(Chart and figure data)
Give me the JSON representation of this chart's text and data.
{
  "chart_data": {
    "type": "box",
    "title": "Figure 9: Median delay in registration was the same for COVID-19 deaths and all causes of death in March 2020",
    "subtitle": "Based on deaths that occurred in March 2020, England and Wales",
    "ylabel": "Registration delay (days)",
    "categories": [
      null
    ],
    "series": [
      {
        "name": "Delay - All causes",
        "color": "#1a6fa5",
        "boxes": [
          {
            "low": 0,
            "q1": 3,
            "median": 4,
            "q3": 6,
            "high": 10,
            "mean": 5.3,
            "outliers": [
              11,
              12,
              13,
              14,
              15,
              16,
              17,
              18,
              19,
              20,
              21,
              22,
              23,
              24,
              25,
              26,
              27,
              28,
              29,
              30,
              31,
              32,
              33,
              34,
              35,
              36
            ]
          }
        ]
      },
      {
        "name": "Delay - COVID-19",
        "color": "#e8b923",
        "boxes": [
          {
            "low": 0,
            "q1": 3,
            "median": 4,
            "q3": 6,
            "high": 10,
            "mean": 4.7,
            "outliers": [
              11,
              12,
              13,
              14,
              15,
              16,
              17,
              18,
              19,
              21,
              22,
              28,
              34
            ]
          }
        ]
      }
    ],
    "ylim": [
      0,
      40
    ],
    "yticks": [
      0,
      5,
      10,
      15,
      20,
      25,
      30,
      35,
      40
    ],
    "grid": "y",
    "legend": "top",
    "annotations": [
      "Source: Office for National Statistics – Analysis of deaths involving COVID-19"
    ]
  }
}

...

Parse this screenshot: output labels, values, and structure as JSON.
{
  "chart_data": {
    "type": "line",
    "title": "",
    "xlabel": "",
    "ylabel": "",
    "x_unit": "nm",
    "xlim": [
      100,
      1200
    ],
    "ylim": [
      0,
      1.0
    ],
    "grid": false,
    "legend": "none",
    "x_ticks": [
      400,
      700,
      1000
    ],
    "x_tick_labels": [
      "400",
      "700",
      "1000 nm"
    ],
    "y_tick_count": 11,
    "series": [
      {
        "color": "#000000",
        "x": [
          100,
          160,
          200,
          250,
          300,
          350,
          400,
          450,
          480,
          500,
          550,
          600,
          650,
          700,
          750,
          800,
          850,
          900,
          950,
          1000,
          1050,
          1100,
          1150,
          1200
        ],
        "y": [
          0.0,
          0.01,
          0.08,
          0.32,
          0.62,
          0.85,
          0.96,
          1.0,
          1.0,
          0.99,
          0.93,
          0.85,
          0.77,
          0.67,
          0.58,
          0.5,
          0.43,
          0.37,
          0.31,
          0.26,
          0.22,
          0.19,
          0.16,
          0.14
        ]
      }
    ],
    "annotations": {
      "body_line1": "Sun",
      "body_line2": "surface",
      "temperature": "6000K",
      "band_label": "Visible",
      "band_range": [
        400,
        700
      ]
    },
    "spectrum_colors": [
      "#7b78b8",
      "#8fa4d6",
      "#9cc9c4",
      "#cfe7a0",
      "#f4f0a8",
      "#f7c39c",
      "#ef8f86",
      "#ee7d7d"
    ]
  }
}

What the exercise asks:
Search the entries for the string "deaths" and collect each line that has it.

Answer to this problem:
    "title": "Figure 9: Median delay in registration was the same for COVID-19 deaths and all causes of death in March 2020",
    "subtitle": "Based on deaths that occurred in March 2020, England and Wales",
      "Source: Office for National Statistics – Analysis of deaths involving COVID-19"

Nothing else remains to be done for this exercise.